- EXERCISE GOAL
Among the lines below, count those with "body". Give only the number.

※

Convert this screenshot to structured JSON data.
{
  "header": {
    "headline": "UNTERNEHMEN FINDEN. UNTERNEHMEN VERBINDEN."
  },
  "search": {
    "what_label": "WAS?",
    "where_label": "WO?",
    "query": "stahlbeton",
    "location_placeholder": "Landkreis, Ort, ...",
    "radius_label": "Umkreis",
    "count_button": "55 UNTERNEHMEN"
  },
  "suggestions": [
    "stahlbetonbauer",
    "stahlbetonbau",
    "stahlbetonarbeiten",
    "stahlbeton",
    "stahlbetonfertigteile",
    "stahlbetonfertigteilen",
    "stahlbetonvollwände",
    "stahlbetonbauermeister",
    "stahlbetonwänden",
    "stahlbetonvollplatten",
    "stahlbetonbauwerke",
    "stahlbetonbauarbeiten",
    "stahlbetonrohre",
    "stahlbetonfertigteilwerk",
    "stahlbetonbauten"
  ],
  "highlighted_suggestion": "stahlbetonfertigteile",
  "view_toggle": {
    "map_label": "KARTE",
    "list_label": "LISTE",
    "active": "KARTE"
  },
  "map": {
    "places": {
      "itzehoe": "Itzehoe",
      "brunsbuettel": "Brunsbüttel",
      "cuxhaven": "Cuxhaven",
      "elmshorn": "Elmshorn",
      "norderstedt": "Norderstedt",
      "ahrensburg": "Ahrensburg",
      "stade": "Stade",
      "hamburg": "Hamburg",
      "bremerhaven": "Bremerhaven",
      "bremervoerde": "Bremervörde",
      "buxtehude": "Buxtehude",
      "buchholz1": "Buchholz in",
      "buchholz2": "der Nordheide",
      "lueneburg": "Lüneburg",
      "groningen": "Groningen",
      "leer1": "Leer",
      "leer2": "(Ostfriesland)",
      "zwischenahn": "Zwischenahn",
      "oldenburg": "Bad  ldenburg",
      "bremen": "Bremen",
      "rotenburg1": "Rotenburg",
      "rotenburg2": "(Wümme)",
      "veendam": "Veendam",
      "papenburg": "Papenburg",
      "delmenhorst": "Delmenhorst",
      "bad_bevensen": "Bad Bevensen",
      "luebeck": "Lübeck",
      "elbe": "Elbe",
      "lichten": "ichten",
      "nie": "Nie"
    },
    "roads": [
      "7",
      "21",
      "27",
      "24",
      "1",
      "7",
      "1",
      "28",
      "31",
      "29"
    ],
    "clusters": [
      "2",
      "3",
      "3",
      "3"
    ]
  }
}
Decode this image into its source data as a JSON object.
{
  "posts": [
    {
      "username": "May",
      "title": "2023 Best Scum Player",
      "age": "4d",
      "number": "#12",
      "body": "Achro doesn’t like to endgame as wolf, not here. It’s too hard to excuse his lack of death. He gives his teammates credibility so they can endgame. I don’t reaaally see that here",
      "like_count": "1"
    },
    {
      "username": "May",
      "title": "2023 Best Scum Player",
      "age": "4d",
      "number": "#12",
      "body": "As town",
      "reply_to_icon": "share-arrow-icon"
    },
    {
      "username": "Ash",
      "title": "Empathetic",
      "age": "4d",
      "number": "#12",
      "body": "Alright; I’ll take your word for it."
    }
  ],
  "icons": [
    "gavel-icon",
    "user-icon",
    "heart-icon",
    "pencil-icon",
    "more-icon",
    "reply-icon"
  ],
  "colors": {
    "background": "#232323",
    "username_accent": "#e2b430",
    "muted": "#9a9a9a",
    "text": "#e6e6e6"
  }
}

※

- TASK RESPONSE
3